==== RECORDED INFORMATION

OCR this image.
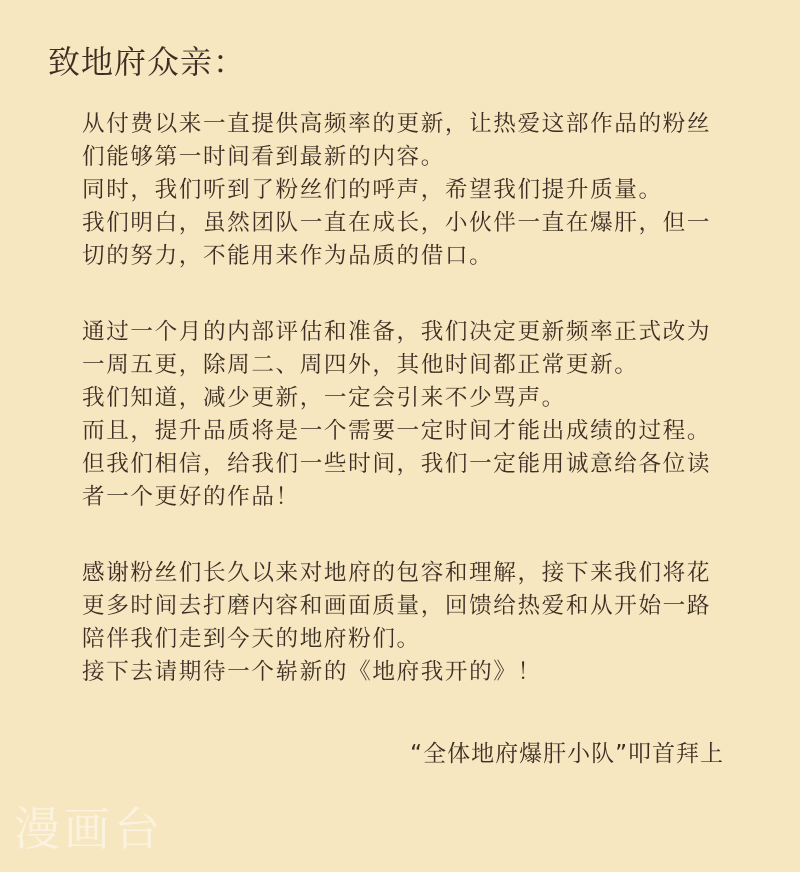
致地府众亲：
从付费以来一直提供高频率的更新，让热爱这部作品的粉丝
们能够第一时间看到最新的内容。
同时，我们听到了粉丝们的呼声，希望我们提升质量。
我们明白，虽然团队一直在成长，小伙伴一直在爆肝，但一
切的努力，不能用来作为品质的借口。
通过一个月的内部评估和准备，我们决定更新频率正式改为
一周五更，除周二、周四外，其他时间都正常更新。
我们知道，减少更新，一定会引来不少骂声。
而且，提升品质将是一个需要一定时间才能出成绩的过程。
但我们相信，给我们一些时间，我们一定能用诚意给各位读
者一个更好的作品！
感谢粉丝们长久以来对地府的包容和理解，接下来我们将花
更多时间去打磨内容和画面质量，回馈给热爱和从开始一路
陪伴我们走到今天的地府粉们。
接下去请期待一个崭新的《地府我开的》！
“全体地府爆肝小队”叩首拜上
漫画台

========
==== RECORDED INFORMATION

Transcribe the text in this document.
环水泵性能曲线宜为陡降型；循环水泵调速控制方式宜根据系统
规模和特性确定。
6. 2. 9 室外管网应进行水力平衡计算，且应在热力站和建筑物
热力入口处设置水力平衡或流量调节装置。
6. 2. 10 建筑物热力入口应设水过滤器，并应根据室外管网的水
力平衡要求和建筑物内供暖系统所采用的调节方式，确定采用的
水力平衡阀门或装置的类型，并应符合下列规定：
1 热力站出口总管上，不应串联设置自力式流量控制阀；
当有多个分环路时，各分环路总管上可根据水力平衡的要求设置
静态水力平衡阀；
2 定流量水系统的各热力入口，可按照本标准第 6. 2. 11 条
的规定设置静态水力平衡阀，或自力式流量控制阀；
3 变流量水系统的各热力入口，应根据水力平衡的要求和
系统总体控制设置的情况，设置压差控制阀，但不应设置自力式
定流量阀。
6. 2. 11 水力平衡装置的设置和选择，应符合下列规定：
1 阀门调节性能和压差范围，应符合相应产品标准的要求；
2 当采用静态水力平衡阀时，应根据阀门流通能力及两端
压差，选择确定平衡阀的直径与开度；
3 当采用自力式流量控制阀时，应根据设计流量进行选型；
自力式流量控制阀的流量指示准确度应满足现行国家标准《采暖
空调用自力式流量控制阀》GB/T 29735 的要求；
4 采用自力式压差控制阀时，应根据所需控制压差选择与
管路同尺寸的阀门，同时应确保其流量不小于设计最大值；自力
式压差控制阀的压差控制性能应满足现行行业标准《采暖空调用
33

========

THE TASK → Determine how many lines of the listing hold the word "this" and reply with that figure alone.

TASK RESPONSE → 2